Task details. List every line below containing "leſdits".
# Supplied material start
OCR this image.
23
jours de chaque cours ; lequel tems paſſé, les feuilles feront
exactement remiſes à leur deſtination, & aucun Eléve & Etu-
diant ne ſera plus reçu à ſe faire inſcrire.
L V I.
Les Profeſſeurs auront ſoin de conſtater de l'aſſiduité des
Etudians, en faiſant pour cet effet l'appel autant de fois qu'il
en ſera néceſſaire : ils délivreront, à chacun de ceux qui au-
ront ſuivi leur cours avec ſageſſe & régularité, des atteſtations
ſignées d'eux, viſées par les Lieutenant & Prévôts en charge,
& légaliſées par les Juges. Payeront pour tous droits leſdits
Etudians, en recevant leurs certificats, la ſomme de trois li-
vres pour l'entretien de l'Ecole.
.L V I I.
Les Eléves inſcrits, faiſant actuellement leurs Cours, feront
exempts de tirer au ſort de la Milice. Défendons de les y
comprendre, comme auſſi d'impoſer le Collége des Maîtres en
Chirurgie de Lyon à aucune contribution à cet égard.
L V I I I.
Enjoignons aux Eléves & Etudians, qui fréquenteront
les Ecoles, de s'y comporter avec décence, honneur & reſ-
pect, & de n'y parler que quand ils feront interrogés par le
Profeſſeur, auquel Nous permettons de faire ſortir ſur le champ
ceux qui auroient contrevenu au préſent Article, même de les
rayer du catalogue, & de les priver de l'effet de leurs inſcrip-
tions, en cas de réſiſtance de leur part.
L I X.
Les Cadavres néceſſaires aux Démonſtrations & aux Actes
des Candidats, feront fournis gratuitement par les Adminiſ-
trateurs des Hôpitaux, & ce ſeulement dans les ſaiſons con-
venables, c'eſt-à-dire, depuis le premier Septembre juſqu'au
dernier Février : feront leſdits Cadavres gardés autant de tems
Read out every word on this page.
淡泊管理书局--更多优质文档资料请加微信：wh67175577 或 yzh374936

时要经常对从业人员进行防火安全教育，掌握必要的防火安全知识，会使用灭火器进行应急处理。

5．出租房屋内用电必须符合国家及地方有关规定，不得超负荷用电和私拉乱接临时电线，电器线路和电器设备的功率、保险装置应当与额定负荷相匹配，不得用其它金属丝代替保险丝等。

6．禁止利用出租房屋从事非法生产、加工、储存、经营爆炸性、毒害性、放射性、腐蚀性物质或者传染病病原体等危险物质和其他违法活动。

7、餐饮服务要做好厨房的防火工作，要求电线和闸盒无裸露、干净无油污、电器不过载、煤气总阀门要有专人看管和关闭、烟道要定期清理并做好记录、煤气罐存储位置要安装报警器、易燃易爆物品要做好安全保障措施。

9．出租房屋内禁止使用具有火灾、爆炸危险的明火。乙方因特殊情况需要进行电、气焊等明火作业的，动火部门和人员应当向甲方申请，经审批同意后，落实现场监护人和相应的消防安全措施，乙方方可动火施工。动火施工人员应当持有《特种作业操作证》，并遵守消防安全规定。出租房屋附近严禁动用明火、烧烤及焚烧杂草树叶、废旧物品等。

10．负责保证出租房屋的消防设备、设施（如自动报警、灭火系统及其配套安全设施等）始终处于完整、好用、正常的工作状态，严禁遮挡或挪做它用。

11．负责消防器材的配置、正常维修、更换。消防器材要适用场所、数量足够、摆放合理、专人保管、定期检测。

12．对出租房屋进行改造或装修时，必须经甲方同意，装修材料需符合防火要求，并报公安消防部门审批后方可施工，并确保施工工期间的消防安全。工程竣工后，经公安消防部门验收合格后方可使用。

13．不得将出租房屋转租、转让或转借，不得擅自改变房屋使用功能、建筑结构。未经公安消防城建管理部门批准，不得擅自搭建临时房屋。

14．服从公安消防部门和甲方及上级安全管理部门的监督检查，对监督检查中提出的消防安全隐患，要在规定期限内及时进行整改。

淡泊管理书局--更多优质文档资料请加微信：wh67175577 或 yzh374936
# Supplied material end
Correct output.
& légaliſées par les Juges. Payeront pour tous droits leſdits
dernier Février : feront leſdits Cadavres gardés autant de tems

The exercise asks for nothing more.